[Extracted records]

########################################

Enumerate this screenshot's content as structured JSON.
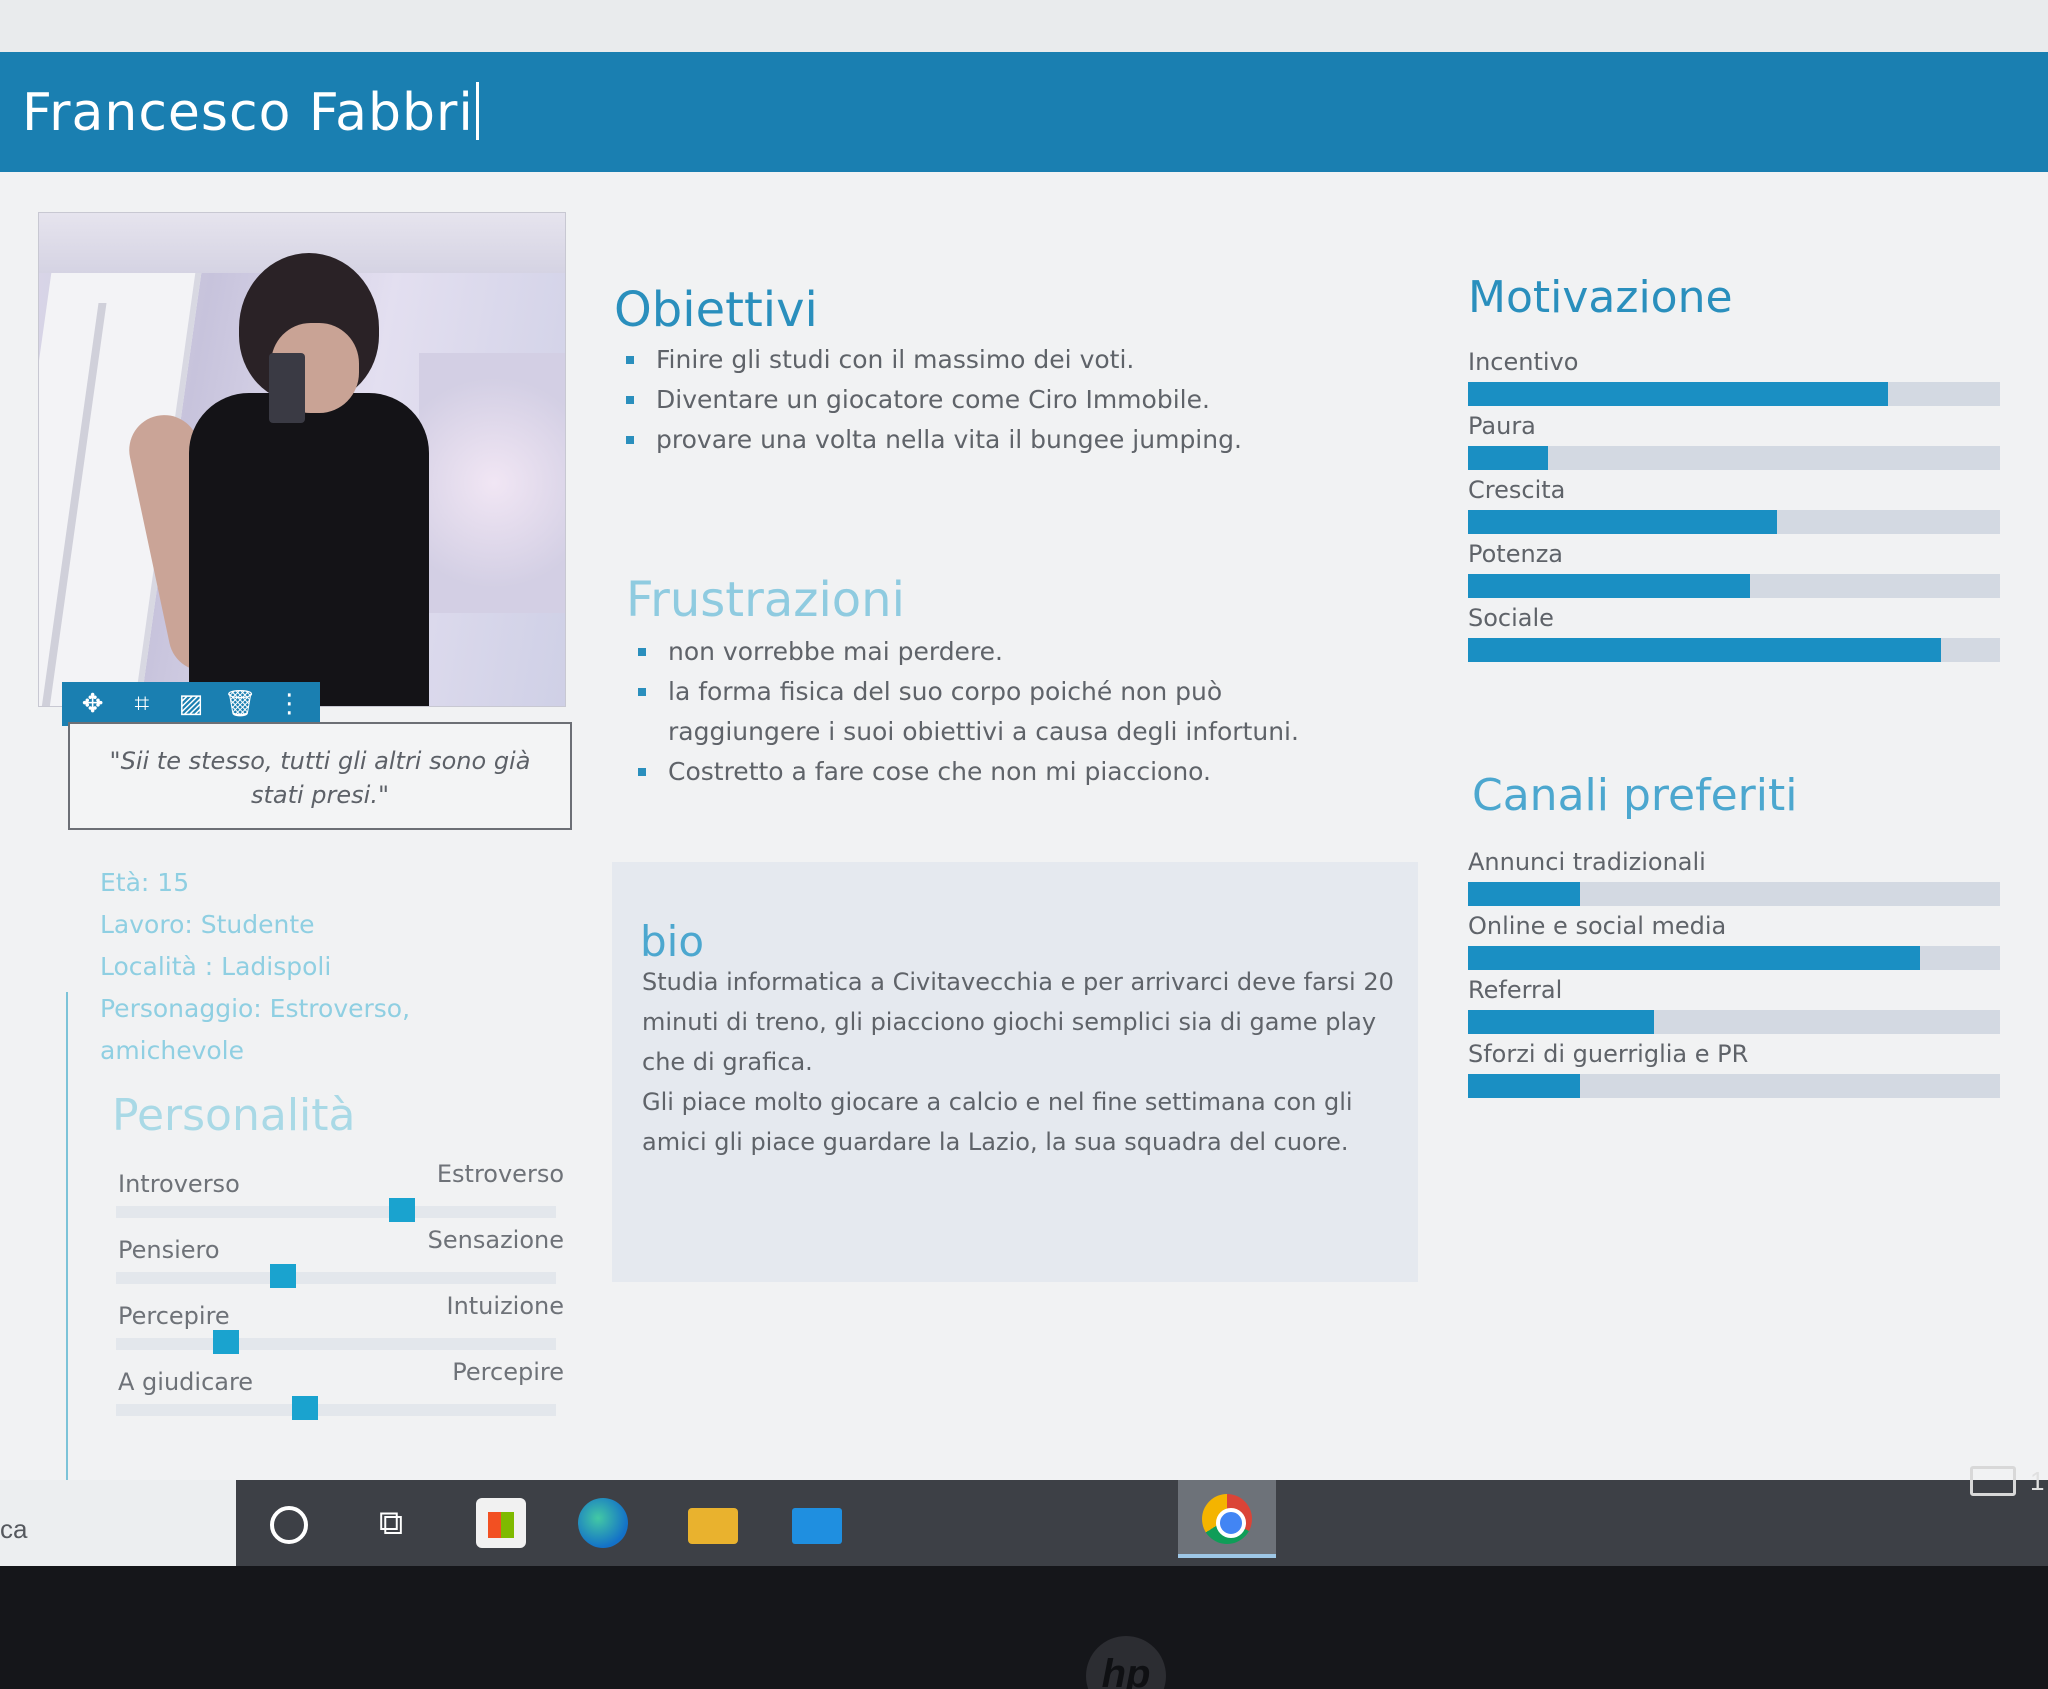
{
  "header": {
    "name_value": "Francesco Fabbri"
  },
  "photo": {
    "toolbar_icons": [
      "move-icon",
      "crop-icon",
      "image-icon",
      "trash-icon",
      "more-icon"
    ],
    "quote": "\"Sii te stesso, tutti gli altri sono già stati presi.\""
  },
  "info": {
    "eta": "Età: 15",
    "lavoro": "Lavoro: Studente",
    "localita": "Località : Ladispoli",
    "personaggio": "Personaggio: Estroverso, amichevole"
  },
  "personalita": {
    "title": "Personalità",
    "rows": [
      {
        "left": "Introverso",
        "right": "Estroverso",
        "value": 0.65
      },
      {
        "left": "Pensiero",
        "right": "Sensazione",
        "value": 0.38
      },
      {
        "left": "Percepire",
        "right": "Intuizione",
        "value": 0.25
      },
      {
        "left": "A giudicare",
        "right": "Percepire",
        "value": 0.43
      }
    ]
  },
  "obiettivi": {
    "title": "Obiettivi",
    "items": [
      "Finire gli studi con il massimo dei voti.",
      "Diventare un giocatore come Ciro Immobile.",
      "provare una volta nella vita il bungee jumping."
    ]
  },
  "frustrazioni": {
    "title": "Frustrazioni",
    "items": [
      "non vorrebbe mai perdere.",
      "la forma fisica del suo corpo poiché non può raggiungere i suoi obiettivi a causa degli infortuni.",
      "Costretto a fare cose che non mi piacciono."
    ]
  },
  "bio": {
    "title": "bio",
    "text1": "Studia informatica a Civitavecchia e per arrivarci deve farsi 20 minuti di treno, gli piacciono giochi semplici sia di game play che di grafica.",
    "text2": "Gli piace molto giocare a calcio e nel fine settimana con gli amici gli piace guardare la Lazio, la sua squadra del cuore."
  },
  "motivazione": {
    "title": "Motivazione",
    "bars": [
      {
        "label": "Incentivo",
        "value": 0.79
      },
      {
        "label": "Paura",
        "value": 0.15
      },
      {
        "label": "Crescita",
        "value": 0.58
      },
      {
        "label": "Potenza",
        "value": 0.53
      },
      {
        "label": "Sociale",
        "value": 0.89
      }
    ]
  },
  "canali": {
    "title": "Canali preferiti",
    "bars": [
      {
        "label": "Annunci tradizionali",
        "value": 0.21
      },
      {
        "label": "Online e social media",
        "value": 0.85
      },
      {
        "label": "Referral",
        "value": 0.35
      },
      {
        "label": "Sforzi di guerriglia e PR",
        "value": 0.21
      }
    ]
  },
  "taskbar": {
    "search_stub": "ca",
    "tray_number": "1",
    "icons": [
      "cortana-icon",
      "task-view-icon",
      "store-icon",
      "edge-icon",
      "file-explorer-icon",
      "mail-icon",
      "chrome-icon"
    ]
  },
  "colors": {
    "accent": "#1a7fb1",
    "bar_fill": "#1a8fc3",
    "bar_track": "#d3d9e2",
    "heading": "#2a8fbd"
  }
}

########################################

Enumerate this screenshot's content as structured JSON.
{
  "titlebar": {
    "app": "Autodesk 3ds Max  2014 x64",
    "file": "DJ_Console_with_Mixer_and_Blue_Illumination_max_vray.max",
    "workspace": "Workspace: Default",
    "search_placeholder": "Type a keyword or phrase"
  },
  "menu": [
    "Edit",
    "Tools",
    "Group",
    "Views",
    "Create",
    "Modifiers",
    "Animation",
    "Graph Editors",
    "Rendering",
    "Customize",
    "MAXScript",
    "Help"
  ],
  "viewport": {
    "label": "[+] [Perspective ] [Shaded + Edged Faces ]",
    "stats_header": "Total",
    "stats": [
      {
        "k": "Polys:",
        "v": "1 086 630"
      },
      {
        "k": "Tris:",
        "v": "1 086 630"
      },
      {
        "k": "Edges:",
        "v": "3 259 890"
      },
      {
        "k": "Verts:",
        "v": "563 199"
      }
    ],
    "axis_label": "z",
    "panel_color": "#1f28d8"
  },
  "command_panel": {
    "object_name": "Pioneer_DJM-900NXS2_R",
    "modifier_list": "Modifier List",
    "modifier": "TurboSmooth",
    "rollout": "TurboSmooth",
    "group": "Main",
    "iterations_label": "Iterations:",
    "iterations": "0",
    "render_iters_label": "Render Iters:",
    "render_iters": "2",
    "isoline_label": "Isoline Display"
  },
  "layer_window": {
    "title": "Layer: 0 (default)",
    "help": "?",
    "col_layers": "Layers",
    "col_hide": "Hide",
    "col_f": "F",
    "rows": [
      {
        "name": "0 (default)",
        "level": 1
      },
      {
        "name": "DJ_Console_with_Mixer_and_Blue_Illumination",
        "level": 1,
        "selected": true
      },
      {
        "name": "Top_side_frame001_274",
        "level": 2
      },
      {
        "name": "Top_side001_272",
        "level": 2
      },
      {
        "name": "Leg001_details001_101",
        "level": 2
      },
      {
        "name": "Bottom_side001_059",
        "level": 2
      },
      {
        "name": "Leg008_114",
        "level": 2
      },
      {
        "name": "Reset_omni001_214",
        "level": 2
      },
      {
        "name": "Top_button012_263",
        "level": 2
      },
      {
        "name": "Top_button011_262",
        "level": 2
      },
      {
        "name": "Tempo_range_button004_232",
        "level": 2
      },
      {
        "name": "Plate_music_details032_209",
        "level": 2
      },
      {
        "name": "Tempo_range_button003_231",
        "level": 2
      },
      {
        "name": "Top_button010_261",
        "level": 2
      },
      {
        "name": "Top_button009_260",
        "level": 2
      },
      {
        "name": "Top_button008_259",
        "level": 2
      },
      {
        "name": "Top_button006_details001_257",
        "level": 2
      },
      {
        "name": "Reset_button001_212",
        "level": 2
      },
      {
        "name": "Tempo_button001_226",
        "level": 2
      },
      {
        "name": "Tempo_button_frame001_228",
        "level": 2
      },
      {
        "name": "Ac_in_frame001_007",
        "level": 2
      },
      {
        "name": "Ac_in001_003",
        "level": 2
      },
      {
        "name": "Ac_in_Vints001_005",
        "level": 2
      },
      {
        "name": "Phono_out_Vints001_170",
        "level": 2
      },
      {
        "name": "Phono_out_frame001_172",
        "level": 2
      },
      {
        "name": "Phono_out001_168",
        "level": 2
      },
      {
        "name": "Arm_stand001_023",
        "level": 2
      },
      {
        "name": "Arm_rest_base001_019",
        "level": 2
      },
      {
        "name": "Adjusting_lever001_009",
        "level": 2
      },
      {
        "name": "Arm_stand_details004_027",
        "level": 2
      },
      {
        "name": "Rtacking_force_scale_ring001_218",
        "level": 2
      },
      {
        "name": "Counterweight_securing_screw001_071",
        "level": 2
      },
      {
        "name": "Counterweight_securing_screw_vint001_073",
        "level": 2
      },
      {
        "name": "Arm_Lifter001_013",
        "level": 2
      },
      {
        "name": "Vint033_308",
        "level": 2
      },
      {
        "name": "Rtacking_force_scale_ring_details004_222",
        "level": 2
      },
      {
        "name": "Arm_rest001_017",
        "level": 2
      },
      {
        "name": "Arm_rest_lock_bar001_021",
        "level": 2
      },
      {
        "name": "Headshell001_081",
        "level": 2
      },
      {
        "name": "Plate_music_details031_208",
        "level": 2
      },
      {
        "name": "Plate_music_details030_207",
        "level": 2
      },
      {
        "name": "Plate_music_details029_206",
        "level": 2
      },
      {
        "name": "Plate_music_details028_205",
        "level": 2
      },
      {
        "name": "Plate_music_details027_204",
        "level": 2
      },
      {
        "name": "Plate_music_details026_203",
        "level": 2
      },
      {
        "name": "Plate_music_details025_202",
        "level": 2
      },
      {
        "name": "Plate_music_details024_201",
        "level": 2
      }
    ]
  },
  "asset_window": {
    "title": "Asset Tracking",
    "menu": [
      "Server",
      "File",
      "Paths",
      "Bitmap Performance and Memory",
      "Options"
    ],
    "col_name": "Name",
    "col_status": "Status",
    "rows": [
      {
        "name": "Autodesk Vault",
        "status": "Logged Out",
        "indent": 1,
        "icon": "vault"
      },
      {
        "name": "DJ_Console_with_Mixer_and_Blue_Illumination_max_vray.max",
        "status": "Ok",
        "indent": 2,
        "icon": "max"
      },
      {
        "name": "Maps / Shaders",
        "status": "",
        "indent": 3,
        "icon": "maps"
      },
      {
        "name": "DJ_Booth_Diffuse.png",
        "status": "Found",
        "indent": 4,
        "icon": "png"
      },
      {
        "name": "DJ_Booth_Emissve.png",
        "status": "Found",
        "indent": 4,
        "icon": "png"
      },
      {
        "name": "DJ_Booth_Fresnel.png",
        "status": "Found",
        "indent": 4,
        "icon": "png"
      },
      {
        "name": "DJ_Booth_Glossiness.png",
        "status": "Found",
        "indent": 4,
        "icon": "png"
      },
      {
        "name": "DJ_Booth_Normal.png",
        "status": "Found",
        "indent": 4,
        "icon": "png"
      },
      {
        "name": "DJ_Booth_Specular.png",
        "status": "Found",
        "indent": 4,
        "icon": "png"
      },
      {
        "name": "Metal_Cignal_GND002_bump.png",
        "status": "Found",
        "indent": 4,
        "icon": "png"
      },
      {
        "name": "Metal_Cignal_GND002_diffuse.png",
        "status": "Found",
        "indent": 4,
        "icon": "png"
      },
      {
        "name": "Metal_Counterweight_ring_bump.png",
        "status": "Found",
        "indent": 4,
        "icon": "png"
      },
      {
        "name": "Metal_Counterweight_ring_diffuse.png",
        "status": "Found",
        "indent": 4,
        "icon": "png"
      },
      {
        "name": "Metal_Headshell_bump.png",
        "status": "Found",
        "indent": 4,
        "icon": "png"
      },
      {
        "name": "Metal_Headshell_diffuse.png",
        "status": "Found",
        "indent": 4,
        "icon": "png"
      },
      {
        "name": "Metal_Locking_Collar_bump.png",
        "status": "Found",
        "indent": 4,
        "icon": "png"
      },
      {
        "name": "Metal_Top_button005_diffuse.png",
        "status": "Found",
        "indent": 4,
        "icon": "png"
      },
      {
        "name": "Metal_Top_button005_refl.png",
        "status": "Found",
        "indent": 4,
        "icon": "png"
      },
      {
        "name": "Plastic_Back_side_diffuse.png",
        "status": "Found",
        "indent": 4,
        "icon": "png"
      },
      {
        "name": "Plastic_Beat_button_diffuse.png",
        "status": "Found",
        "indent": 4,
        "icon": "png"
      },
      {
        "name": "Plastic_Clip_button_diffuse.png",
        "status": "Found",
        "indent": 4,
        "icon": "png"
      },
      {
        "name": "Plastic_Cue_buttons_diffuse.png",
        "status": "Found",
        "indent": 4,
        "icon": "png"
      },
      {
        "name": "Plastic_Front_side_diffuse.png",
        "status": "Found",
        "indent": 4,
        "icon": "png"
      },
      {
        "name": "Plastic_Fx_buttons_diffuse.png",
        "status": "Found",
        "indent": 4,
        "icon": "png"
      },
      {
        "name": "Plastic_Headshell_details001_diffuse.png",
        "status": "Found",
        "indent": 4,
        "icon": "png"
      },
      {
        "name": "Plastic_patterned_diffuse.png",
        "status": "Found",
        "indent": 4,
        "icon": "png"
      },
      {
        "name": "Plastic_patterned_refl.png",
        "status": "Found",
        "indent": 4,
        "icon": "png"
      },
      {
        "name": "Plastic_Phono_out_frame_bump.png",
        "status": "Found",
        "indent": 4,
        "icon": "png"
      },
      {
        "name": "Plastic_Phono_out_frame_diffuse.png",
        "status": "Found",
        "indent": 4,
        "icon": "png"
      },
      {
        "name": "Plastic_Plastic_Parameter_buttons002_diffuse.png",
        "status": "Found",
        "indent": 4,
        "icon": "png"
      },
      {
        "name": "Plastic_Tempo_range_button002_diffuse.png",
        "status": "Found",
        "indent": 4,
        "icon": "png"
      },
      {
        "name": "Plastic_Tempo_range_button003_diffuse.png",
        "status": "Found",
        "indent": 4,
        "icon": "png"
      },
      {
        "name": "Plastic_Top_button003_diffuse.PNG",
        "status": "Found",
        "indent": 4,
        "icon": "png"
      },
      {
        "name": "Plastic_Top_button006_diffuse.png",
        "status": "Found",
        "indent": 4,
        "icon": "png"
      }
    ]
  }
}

########################################

=== Objective ===
Go through the listing above and work out how many lines contain the string "TurboSmooth". Reply with the number alone.

=== Task solution ===
2